GOAL — Transcribe all the entries word for word, skipping the pictures.
## Start STORED RECORDS
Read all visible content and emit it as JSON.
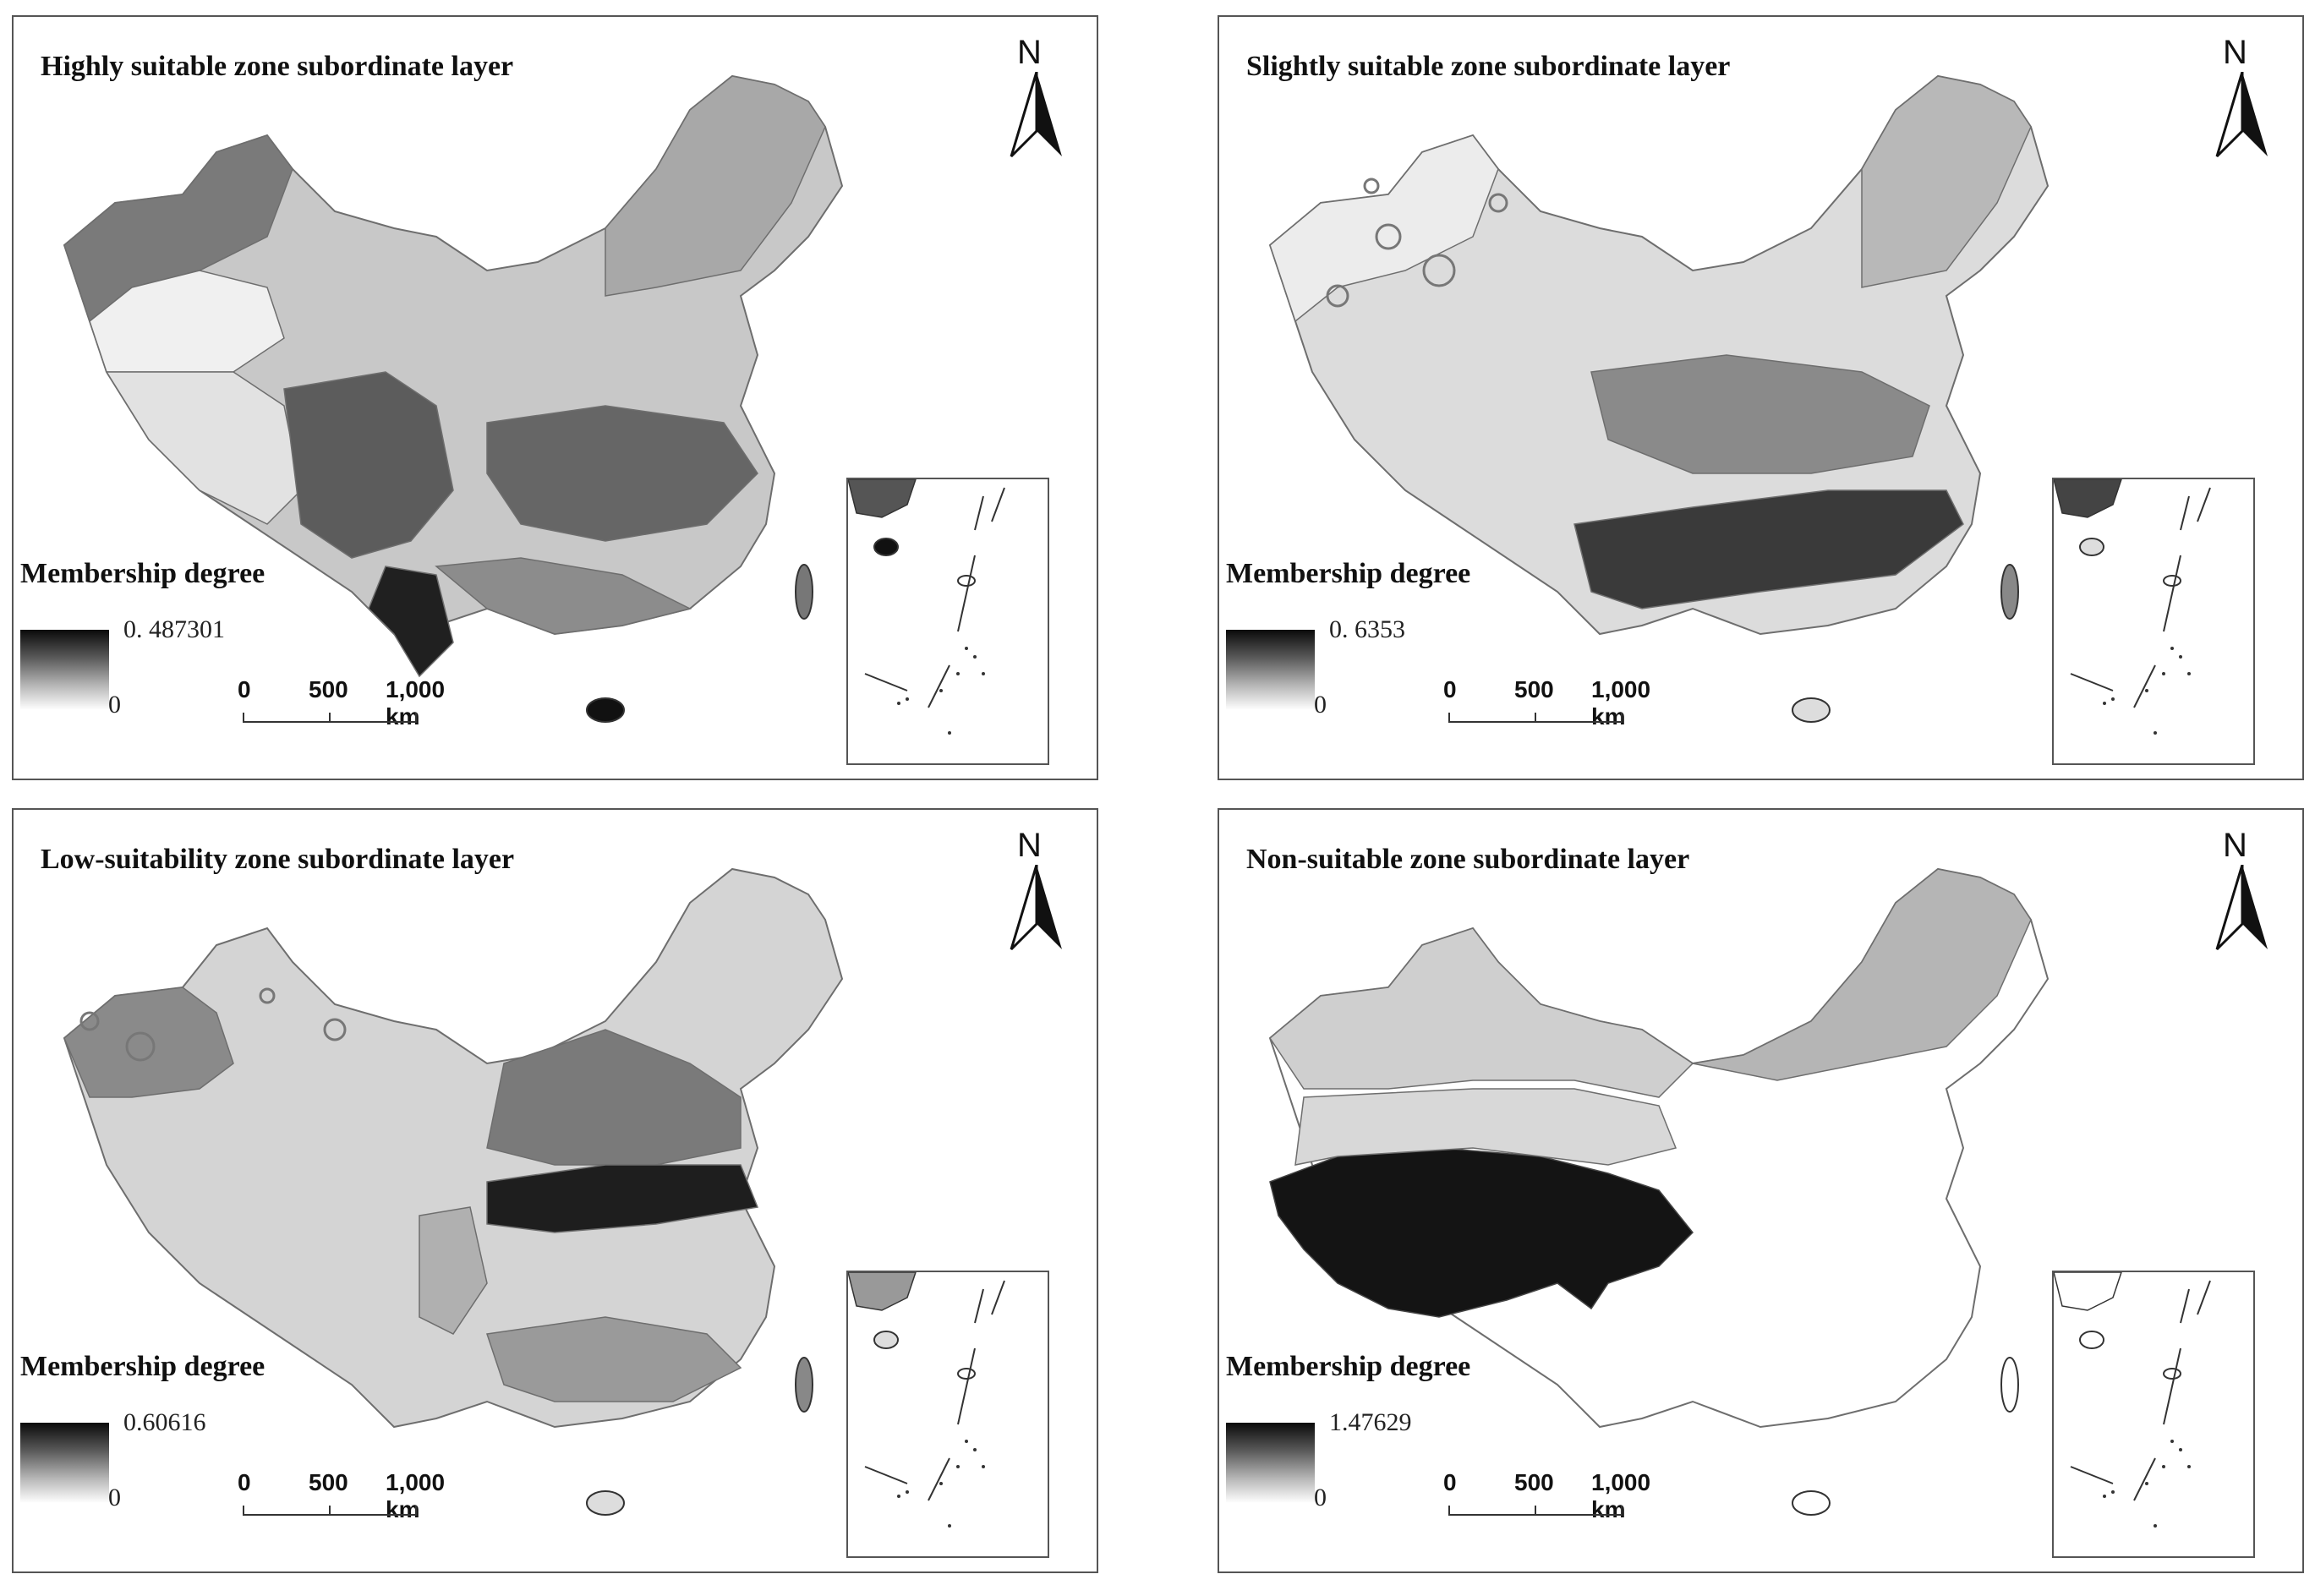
{
  "colors": {
    "border": "#555555",
    "boundary": "#6e6e6e",
    "high_membership": "#0a0a0a",
    "low_membership": "#ffffff"
  },
  "panels": [
    {
      "title": "Highly suitable zone subordinate layer",
      "legend_title": "Membership degree",
      "legend_max": "0. 487301",
      "legend_min": "0",
      "north_label": "N",
      "scale_labels": [
        "0",
        "500",
        "1,000 km"
      ]
    },
    {
      "title": "Slightly suitable zone subordinate layer",
      "legend_title": "Membership degree",
      "legend_max": "0. 6353",
      "legend_min": "0",
      "north_label": "N",
      "scale_labels": [
        "0",
        "500",
        "1,000 km"
      ]
    },
    {
      "title": "Low-suitability zone subordinate layer",
      "legend_title": "Membership degree",
      "legend_max": "0.60616",
      "legend_min": "0",
      "north_label": "N",
      "scale_labels": [
        "0",
        "500",
        "1,000 km"
      ]
    },
    {
      "title": "Non-suitable zone subordinate layer",
      "legend_title": "Membership degree",
      "legend_max": "1.47629",
      "legend_min": "0",
      "north_label": "N",
      "scale_labels": [
        "0",
        "500",
        "1,000 km"
      ]
    }
  ]
}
## End STORED RECORDS
FINISHED TASK —
Read all visible content and emit it as JSON.
{
  "colors": {
    "border": "#555555",
    "boundary": "#6e6e6e",
    "high_membership": "#0a0a0a",
    "low_membership": "#ffffff"
  },
  "panels": [
    {
      "title": "Highly suitable zone subordinate layer",
      "legend_title": "Membership degree",
      "legend_max": "0. 487301",
      "legend_min": "0",
      "north_label": "N",
      "scale_labels": [
        "0",
        "500",
        "1,000 km"
      ]
    },
    {
      "title": "Slightly suitable zone subordinate layer",
      "legend_title": "Membership degree",
      "legend_max": "0. 6353",
      "legend_min": "0",
      "north_label": "N",
      "scale_labels": [
        "0",
        "500",
        "1,000 km"
      ]
    },
    {
      "title": "Low-suitability zone subordinate layer",
      "legend_title": "Membership degree",
      "legend_max": "0.60616",
      "legend_min": "0",
      "north_label": "N",
      "scale_labels": [
        "0",
        "500",
        "1,000 km"
      ]
    },
    {
      "title": "Non-suitable zone subordinate layer",
      "legend_title": "Membership degree",
      "legend_max": "1.47629",
      "legend_min": "0",
      "north_label": "N",
      "scale_labels": [
        "0",
        "500",
        "1,000 km"
      ]
    }
  ]
}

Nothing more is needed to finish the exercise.